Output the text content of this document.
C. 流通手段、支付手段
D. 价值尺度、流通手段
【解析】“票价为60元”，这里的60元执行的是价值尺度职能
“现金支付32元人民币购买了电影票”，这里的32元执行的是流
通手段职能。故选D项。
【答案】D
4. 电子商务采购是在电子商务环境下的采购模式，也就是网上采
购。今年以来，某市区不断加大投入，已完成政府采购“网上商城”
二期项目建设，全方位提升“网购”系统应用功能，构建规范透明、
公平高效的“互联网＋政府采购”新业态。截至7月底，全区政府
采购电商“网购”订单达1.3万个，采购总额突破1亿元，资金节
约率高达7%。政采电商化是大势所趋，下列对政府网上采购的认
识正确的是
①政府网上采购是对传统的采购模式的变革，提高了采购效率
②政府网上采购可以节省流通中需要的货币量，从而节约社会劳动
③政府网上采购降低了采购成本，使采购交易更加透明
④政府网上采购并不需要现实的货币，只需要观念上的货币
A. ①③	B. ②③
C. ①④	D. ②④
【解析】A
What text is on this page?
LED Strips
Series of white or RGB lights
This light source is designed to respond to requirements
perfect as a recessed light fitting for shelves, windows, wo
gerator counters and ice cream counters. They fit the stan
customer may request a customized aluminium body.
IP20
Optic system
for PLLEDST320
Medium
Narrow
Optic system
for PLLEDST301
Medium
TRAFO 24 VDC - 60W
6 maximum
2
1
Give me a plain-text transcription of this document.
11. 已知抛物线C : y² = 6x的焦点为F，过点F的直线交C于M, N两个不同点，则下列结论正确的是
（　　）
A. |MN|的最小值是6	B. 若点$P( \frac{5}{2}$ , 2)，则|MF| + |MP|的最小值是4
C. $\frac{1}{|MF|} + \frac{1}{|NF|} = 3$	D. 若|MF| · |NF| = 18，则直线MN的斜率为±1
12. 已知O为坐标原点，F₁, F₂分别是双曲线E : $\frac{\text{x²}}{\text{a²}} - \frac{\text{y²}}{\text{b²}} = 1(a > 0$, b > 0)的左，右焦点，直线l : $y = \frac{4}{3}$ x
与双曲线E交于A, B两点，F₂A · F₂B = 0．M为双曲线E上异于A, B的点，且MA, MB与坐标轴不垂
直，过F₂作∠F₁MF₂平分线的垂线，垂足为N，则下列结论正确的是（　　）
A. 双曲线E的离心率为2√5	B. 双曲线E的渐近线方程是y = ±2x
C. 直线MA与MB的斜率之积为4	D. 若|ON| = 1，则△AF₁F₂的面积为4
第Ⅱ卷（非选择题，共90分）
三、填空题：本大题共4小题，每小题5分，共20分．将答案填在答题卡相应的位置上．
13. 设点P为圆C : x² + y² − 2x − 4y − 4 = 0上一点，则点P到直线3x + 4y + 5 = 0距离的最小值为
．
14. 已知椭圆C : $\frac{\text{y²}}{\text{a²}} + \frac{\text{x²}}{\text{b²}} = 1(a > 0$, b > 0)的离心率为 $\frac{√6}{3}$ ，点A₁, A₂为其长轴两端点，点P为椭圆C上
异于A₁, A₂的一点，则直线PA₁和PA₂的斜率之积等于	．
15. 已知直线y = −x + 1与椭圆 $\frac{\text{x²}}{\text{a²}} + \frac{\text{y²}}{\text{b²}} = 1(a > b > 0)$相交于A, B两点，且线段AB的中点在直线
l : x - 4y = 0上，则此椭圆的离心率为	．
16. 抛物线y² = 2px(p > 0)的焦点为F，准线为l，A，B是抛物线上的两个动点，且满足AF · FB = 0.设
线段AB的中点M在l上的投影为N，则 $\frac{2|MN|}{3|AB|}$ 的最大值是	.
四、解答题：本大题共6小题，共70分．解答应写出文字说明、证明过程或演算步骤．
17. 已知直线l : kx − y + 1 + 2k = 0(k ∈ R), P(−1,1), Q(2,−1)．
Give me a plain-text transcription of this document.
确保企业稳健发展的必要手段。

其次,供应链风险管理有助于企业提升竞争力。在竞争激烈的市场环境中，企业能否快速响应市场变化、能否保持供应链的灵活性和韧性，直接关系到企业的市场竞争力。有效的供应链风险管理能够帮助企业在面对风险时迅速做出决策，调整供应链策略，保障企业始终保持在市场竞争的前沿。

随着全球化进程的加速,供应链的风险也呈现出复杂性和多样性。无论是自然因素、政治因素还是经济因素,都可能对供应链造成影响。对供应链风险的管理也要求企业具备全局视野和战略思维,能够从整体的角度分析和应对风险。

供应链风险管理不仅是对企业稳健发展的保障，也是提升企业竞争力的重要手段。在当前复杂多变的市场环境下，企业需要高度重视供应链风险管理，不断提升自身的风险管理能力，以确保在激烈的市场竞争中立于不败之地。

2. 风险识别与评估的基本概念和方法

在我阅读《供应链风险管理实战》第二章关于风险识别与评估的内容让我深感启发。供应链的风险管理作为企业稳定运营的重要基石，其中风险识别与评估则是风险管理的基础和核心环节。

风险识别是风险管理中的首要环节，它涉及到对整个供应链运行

**GIVEN EXERCISE:** Please repeat the listing above in full and exactly.

**EXPECTED ANSWER:**
Output the text content of this document.
C. 流通手段、支付手段
D. 价值尺度、流通手段
【解析】“票价为60元”，这里的60元执行的是价值尺度职能
“现金支付32元人民币购买了电影票”，这里的32元执行的是流
通手段职能。故选D项。
【答案】D
4. 电子商务采购是在电子商务环境下的采购模式，也就是网上采
购。今年以来，某市区不断加大投入，已完成政府采购“网上商城”
二期项目建设，全方位提升“网购”系统应用功能，构建规范透明、
公平高效的“互联网＋政府采购”新业态。截至7月底，全区政府
采购电商“网购”订单达1.3万个，采购总额突破1亿元，资金节
约率高达7%。政采电商化是大势所趋，下列对政府网上采购的认
识正确的是
①政府网上采购是对传统的采购模式的变革，提高了采购效率
②政府网上采购可以节省流通中需要的货币量，从而节约社会劳动
③政府网上采购降低了采购成本，使采购交易更加透明
④政府网上采购并不需要现实的货币，只需要观念上的货币
A. ①③	B. ②③
C. ①④	D. ②④
【解析】A
What text is on this page?
LED Strips
Series of white or RGB lights
This light source is designed to respond to requirements
perfect as a recessed light fitting for shelves, windows, wo
gerator counters and ice cream counters. They fit the stan
customer may request a customized aluminium body.
IP20
Optic system
for PLLEDST320
Medium
Narrow
Optic system
for PLLEDST301
Medium
TRAFO 24 VDC - 60W
6 maximum
2
1
Give me a plain-text transcription of this document.
11. 已知抛物线C : y² = 6x的焦点为F，过点F的直线交C于M, N两个不同点，则下列结论正确的是
（　　）
A. |MN|的最小值是6	B. 若点$P( \frac{5}{2}$ , 2)，则|MF| + |MP|的最小值是4
C. $\frac{1}{|MF|} + \frac{1}{|NF|} = 3$	D. 若|MF| · |NF| = 18，则直线MN的斜率为±1
12. 已知O为坐标原点，F₁, F₂分别是双曲线E : $\frac{\text{x²}}{\text{a²}} - \frac{\text{y²}}{\text{b²}} = 1(a > 0$, b > 0)的左，右焦点，直线l : $y = \frac{4}{3}$ x
与双曲线E交于A, B两点，F₂A · F₂B = 0．M为双曲线E上异于A, B的点，且MA, MB与坐标轴不垂
直，过F₂作∠F₁MF₂平分线的垂线，垂足为N，则下列结论正确的是（　　）
A. 双曲线E的离心率为2√5	B. 双曲线E的渐近线方程是y = ±2x
C. 直线MA与MB的斜率之积为4	D. 若|ON| = 1，则△AF₁F₂的面积为4
第Ⅱ卷（非选择题，共90分）
三、填空题：本大题共4小题，每小题5分，共20分．将答案填在答题卡相应的位置上．
13. 设点P为圆C : x² + y² − 2x − 4y − 4 = 0上一点，则点P到直线3x + 4y + 5 = 0距离的最小值为
．
14. 已知椭圆C : $\frac{\text{y²}}{\text{a²}} + \frac{\text{x²}}{\text{b²}} = 1(a > 0$, b > 0)的离心率为 $\frac{√6}{3}$ ，点A₁, A₂为其长轴两端点，点P为椭圆C上
异于A₁, A₂的一点，则直线PA₁和PA₂的斜率之积等于	．
15. 已知直线y = −x + 1与椭圆 $\frac{\text{x²}}{\text{a²}} + \frac{\text{y²}}{\text{b²}} = 1(a > b > 0)$相交于A, B两点，且线段AB的中点在直线
l : x - 4y = 0上，则此椭圆的离心率为	．
16. 抛物线y² = 2px(p > 0)的焦点为F，准线为l，A，B是抛物线上的两个动点，且满足AF · FB = 0.设
线段AB的中点M在l上的投影为N，则 $\frac{2|MN|}{3|AB|}$ 的最大值是	.
四、解答题：本大题共6小题，共70分．解答应写出文字说明、证明过程或演算步骤．
17. 已知直线l : kx − y + 1 + 2k = 0(k ∈ R), P(−1,1), Q(2,−1)．
Give me a plain-text transcription of this document.
确保企业稳健发展的必要手段。

其次,供应链风险管理有助于企业提升竞争力。在竞争激烈的市场环境中，企业能否快速响应市场变化、能否保持供应链的灵活性和韧性，直接关系到企业的市场竞争力。有效的供应链风险管理能够帮助企业在面对风险时迅速做出决策，调整供应链策略，保障企业始终保持在市场竞争的前沿。

随着全球化进程的加速,供应链的风险也呈现出复杂性和多样性。无论是自然因素、政治因素还是经济因素,都可能对供应链造成影响。对供应链风险的管理也要求企业具备全局视野和战略思维,能够从整体的角度分析和应对风险。

供应链风险管理不仅是对企业稳健发展的保障，也是提升企业竞争力的重要手段。在当前复杂多变的市场环境下，企业需要高度重视供应链风险管理，不断提升自身的风险管理能力，以确保在激烈的市场竞争中立于不败之地。

2. 风险识别与评估的基本概念和方法

在我阅读《供应链风险管理实战》第二章关于风险识别与评估的内容让我深感启发。供应链的风险管理作为企业稳定运营的重要基石，其中风险识别与评估则是风险管理的基础和核心环节。

风险识别是风险管理中的首要环节，它涉及到对整个供应链运行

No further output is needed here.